begin Provided data

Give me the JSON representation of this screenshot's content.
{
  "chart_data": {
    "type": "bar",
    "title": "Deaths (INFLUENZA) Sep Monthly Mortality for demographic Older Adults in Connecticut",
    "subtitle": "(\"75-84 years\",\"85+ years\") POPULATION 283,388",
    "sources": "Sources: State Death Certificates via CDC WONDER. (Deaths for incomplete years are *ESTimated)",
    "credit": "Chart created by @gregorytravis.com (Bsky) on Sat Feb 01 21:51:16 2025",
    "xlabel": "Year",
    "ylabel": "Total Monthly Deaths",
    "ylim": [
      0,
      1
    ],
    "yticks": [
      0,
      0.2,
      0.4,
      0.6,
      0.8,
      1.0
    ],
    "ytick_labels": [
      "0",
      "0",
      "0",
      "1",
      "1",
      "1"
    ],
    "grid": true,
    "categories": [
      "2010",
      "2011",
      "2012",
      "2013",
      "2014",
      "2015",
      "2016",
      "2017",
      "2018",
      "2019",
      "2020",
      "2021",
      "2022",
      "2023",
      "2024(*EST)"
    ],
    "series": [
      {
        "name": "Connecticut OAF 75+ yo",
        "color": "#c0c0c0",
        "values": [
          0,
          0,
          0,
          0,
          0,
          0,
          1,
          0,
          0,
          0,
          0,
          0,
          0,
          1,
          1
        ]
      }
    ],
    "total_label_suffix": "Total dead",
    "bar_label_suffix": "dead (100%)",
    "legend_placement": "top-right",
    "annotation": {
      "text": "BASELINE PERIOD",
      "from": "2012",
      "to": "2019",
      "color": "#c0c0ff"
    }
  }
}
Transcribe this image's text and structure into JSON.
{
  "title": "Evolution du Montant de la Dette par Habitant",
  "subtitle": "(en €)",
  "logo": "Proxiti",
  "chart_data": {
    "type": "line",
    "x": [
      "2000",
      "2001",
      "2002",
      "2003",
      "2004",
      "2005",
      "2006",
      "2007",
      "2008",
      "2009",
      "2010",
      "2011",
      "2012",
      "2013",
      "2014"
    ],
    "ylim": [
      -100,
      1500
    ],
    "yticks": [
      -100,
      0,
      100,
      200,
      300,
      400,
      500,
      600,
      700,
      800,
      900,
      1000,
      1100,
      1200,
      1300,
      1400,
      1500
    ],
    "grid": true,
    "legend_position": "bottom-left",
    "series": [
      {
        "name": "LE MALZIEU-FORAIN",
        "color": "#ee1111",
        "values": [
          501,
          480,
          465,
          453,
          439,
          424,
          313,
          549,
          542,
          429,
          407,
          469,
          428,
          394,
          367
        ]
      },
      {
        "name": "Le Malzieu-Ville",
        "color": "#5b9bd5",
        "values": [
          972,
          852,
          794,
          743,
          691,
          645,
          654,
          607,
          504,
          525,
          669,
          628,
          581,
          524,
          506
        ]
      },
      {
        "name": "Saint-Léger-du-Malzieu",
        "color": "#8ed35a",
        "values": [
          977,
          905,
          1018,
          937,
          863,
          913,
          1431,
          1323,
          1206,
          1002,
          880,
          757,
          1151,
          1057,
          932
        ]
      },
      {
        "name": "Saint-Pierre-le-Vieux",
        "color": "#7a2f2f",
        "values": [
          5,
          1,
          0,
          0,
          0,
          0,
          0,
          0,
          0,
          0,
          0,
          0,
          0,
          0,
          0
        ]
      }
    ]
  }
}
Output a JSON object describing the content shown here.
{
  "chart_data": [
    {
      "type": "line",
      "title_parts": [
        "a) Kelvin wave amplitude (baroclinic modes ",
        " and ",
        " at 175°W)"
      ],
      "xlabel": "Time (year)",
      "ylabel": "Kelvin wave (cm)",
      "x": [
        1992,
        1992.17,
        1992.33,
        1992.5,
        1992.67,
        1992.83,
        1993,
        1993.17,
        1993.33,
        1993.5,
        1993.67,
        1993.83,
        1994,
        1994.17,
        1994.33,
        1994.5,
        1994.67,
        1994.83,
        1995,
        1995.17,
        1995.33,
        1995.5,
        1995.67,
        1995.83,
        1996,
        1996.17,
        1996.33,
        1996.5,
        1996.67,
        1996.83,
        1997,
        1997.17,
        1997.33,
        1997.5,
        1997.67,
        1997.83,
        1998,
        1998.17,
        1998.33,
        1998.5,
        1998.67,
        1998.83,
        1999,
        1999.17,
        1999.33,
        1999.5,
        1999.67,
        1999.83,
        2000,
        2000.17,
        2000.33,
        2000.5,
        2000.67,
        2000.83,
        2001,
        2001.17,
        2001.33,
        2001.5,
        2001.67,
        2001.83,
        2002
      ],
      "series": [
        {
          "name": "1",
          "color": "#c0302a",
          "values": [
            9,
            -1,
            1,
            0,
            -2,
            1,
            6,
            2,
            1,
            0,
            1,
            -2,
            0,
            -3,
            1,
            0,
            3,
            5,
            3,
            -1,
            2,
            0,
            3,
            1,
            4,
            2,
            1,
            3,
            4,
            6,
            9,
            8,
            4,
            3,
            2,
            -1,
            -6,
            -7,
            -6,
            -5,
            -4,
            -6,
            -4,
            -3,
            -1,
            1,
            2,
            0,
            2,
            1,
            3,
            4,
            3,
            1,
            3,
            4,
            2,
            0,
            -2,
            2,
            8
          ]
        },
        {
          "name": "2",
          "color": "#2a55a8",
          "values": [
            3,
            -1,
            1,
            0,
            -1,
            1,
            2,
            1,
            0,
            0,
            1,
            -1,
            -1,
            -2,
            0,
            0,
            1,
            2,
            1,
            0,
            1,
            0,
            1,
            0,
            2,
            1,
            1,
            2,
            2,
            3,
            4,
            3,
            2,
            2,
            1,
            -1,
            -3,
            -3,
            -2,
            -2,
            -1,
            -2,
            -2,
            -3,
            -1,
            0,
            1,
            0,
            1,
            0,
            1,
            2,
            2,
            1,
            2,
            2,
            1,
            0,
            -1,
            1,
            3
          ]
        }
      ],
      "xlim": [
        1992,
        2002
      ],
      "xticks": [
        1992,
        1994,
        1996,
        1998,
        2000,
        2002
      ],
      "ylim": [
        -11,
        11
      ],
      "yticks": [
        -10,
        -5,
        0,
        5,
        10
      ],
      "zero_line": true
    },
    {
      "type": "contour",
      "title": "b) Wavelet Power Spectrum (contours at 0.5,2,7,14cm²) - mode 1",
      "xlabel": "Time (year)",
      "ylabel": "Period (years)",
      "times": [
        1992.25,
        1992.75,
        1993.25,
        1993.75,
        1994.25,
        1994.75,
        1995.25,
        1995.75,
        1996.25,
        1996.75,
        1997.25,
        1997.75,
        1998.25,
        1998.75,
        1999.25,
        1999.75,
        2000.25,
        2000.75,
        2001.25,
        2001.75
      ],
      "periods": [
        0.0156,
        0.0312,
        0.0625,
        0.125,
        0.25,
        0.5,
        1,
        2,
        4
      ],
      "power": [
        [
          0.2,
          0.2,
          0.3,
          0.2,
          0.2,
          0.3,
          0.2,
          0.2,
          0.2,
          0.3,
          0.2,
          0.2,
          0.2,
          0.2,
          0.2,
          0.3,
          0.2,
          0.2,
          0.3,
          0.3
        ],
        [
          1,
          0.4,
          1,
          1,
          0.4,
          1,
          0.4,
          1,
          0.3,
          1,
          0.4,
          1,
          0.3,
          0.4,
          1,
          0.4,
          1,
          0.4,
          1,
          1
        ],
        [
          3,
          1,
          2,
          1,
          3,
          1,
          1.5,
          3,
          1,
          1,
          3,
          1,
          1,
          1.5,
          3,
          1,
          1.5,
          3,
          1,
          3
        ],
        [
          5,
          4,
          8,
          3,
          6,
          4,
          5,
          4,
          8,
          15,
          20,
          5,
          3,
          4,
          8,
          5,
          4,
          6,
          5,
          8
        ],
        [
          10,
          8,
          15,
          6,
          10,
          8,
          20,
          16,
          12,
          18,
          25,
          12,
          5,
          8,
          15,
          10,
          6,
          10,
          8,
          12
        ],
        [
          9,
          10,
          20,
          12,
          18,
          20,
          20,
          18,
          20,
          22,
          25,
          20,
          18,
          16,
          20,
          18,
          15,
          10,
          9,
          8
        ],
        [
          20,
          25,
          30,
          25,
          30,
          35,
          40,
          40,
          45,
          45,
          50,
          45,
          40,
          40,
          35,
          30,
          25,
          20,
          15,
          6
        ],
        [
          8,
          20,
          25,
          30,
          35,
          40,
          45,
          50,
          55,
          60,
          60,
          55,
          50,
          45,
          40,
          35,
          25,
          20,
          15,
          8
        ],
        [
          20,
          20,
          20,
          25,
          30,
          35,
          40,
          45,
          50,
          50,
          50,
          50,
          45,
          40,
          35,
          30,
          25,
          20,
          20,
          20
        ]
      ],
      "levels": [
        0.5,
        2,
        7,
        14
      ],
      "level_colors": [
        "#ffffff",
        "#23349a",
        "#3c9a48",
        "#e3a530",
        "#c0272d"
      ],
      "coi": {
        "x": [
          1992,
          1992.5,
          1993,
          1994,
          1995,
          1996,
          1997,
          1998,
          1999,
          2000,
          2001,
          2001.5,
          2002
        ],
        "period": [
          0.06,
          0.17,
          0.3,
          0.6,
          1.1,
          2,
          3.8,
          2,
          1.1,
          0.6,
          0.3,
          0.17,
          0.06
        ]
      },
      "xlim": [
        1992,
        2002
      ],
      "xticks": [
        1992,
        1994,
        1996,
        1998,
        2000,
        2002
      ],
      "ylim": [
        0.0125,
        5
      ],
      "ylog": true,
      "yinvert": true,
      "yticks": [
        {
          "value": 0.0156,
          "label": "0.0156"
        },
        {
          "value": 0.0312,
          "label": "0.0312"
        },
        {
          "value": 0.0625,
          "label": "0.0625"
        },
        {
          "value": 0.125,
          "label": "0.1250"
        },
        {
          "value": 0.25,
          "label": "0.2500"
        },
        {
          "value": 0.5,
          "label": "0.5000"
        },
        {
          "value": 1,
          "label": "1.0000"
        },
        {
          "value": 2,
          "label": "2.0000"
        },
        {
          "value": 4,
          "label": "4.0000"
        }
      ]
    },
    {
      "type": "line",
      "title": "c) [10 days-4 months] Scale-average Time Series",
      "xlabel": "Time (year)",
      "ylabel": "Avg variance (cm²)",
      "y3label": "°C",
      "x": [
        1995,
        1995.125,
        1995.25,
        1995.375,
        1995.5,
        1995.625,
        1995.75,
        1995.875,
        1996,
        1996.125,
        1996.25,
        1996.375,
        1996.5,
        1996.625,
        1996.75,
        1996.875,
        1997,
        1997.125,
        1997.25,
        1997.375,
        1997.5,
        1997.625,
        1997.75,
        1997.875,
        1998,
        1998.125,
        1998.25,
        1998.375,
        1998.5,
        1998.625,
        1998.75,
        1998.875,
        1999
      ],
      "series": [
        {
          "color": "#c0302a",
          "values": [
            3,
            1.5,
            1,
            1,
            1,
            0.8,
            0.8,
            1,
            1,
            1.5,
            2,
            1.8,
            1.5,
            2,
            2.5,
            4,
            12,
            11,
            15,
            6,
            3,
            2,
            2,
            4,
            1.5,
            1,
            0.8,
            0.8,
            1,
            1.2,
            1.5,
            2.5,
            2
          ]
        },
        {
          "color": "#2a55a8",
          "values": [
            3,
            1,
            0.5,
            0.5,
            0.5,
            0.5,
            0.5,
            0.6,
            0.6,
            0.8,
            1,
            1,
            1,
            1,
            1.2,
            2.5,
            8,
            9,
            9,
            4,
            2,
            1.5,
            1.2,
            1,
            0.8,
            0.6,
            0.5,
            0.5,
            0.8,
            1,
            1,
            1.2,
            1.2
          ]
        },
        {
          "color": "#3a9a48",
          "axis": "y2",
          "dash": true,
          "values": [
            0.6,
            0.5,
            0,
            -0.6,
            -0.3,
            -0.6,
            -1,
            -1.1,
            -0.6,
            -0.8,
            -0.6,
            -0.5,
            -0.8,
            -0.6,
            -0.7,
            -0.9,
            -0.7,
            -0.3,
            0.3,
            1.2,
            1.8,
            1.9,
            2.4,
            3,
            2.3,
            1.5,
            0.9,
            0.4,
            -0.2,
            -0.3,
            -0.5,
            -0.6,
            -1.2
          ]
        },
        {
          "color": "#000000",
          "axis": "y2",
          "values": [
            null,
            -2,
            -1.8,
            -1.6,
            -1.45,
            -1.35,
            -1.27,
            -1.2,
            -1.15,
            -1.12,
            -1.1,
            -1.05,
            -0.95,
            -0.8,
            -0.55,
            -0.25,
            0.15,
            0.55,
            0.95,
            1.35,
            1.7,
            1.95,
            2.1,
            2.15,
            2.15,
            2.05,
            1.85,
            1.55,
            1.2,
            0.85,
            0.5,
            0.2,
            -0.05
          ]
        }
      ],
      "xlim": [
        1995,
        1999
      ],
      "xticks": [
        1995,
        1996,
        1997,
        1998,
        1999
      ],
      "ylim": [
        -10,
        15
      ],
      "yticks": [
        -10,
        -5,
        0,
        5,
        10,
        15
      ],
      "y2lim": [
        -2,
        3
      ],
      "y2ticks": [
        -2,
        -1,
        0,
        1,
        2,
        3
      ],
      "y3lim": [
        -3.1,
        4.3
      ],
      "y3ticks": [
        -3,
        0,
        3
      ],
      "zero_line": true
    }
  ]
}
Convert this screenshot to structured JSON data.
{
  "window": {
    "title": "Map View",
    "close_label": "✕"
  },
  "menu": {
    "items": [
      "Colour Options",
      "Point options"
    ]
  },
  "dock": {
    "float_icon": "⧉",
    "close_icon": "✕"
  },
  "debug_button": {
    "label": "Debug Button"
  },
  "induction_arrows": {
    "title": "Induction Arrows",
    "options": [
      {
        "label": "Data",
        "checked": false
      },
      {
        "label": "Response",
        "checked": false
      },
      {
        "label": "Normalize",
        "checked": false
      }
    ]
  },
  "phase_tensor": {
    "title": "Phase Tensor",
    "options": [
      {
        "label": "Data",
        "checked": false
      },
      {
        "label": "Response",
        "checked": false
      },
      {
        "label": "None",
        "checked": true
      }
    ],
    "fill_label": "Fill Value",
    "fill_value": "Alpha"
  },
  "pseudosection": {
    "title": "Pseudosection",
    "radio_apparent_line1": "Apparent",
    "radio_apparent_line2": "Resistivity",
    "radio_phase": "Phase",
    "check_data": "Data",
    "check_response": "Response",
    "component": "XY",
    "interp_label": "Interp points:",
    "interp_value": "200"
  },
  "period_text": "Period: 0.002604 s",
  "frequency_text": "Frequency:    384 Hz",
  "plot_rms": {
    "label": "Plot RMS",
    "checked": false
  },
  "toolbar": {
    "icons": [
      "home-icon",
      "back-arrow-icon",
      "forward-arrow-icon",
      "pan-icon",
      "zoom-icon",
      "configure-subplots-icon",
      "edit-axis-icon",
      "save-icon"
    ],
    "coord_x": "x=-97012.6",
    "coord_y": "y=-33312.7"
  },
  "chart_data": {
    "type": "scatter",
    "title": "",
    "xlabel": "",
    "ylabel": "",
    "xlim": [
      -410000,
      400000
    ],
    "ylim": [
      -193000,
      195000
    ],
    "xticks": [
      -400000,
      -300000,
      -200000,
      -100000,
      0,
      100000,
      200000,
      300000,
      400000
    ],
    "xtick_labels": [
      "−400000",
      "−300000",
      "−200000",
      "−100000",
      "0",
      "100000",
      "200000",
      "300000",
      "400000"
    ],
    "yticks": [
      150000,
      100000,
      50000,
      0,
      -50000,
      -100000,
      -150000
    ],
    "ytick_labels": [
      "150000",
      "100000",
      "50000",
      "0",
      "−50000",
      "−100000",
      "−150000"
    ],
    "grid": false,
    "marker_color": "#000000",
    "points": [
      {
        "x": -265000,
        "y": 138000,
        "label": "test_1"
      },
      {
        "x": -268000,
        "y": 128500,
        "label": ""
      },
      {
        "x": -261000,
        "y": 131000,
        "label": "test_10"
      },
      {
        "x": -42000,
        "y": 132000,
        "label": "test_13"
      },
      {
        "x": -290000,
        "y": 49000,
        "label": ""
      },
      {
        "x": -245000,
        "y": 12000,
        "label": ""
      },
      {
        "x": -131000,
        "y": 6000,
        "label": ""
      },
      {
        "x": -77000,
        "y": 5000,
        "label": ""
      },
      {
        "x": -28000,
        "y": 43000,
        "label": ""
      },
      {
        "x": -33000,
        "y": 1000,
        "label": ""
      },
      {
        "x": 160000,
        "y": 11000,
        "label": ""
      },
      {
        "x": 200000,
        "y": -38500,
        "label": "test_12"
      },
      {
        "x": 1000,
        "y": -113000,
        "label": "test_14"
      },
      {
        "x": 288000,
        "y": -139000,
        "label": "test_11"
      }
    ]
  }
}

end Provided data

■ Work required
Gather all lines of the records that include the word "ylabel".

■ Answer to the exercise
    "ylabel": "Total Monthly Deaths",
      "ylabel": "Kelvin wave (cm)",
      "ylabel": "Period (years)",
      "ylabel": "Avg variance (cm²)",
    "ylabel": "",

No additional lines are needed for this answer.